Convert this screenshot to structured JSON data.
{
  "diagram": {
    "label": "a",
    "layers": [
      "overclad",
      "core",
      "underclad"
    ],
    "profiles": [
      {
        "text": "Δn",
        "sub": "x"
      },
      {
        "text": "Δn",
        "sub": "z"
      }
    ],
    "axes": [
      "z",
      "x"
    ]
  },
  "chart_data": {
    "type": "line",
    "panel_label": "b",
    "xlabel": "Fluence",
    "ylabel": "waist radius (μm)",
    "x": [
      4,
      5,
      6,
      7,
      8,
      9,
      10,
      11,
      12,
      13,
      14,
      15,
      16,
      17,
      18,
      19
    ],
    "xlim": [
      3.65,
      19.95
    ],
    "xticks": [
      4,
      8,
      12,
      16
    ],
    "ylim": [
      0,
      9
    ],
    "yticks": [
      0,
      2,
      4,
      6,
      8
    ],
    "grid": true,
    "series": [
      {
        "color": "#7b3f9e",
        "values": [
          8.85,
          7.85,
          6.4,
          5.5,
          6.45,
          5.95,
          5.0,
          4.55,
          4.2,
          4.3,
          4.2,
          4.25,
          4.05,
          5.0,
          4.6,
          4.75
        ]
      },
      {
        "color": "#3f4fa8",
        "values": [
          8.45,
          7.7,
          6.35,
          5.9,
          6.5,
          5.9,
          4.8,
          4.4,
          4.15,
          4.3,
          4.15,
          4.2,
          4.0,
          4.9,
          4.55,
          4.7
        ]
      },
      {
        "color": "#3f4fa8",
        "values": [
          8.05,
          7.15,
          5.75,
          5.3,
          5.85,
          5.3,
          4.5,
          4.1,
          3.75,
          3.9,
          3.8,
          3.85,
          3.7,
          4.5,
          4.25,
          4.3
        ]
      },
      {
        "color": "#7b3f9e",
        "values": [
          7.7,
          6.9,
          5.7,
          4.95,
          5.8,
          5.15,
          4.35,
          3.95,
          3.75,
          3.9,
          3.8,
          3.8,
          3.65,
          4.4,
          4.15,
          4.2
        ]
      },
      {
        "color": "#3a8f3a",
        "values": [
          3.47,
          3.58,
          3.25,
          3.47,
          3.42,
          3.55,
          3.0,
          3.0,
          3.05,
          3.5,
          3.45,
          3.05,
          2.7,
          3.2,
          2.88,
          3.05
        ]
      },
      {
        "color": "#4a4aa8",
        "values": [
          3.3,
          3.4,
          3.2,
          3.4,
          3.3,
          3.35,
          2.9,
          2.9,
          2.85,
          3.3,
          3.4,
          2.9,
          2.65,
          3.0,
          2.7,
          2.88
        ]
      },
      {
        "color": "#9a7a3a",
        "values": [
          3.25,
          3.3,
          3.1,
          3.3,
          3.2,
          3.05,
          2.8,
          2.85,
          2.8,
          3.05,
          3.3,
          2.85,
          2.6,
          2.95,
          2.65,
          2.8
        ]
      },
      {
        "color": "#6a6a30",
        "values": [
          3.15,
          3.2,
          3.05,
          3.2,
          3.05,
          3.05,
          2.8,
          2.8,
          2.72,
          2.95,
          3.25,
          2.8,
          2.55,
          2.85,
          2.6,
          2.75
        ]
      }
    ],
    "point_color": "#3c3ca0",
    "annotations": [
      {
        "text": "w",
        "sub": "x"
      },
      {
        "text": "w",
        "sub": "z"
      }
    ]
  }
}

****

> **Task statement**: Reproduce all of the data exactly as given.

> **Response to this exercise**:
Convert this screenshot to structured JSON data.
{
  "diagram": {
    "label": "a",
    "layers": [
      "overclad",
      "core",
      "underclad"
    ],
    "profiles": [
      {
        "text": "Δn",
        "sub": "x"
      },
      {
        "text": "Δn",
        "sub": "z"
      }
    ],
    "axes": [
      "z",
      "x"
    ]
  },
  "chart_data": {
    "type": "line",
    "panel_label": "b",
    "xlabel": "Fluence",
    "ylabel": "waist radius (μm)",
    "x": [
      4,
      5,
      6,
      7,
      8,
      9,
      10,
      11,
      12,
      13,
      14,
      15,
      16,
      17,
      18,
      19
    ],
    "xlim": [
      3.65,
      19.95
    ],
    "xticks": [
      4,
      8,
      12,
      16
    ],
    "ylim": [
      0,
      9
    ],
    "yticks": [
      0,
      2,
      4,
      6,
      8
    ],
    "grid": true,
    "series": [
      {
        "color": "#7b3f9e",
        "values": [
          8.85,
          7.85,
          6.4,
          5.5,
          6.45,
          5.95,
          5.0,
          4.55,
          4.2,
          4.3,
          4.2,
          4.25,
          4.05,
          5.0,
          4.6,
          4.75
        ]
      },
      {
        "color": "#3f4fa8",
        "values": [
          8.45,
          7.7,
          6.35,
          5.9,
          6.5,
          5.9,
          4.8,
          4.4,
          4.15,
          4.3,
          4.15,
          4.2,
          4.0,
          4.9,
          4.55,
          4.7
        ]
      },
      {
        "color": "#3f4fa8",
        "values": [
          8.05,
          7.15,
          5.75,
          5.3,
          5.85,
          5.3,
          4.5,
          4.1,
          3.75,
          3.9,
          3.8,
          3.85,
          3.7,
          4.5,
          4.25,
          4.3
        ]
      },
      {
        "color": "#7b3f9e",
        "values": [
          7.7,
          6.9,
          5.7,
          4.95,
          5.8,
          5.15,
          4.35,
          3.95,
          3.75,
          3.9,
          3.8,
          3.8,
          3.65,
          4.4,
          4.15,
          4.2
        ]
      },
      {
        "color": "#3a8f3a",
        "values": [
          3.47,
          3.58,
          3.25,
          3.47,
          3.42,
          3.55,
          3.0,
          3.0,
          3.05,
          3.5,
          3.45,
          3.05,
          2.7,
          3.2,
          2.88,
          3.05
        ]
      },
      {
        "color": "#4a4aa8",
        "values": [
          3.3,
          3.4,
          3.2,
          3.4,
          3.3,
          3.35,
          2.9,
          2.9,
          2.85,
          3.3,
          3.4,
          2.9,
          2.65,
          3.0,
          2.7,
          2.88
        ]
      },
      {
        "color": "#9a7a3a",
        "values": [
          3.25,
          3.3,
          3.1,
          3.3,
          3.2,
          3.05,
          2.8,
          2.85,
          2.8,
          3.05,
          3.3,
          2.85,
          2.6,
          2.95,
          2.65,
          2.8
        ]
      },
      {
        "color": "#6a6a30",
        "values": [
          3.15,
          3.2,
          3.05,
          3.2,
          3.05,
          3.05,
          2.8,
          2.8,
          2.72,
          2.95,
          3.25,
          2.8,
          2.55,
          2.85,
          2.6,
          2.75
        ]
      }
    ],
    "point_color": "#3c3ca0",
    "annotations": [
      {
        "text": "w",
        "sub": "x"
      },
      {
        "text": "w",
        "sub": "z"
      }
    ]
  }
}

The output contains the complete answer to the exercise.